Studio album by Richard Hawley
- Released: 11 September 2015
- Genre: Chamber pop, indie rock, alternative rock, folk
- Length: 49:00
- Label: Parlophone, Warner Bros.
- Producer: Shez Sheridan, Richard Hawley

Richard Hawley chronology
| Standing at the Sky's Edge (2012) | Hollow Meadows (2015) | Further (2019) |

Singles from Hollow Meadows
- "Heart of Oak" Released: 4 September 2015; "I Still Want You" Released: 6 October 2015;

= Hollow Meadows (album) =

Hollow Meadows is the eighth solo album by British singer-songwriter Richard Hawley, released on 11 September 2015. It is his second record on the Parlophone label. As with his previous albums, the title refers to an area of his native Sheffield; Hollow Meadows is a hamlet on the outskirts of the city.

---

Actions to take:
A. Answer these from the album text:
(i) On what date was "Heart of Oak" released?
(ii) Which album comes before Hollow Meadows in the chronology?
(iii) What kind of place is Hollow Meadows, and where is it?
B. List every genre the album text gives for Hollow Meadows.
The lines that come next are separate material, unconnected to the album text.

Supplied data:
---

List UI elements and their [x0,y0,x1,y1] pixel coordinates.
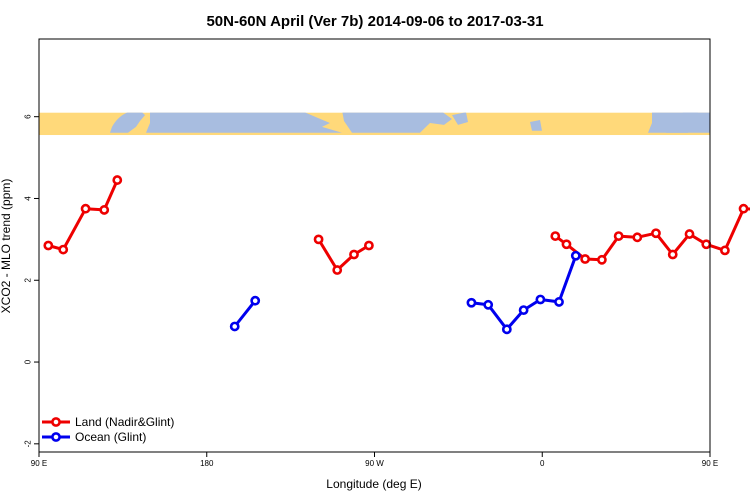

---

Exercise results:
A.
(i) 4 September 2015
(ii) Standing at the Sky's Edge (2012)
(iii) A hamlet on the outskirts of Sheffield

B. Chamber pop, indie rock, alternative rock, folk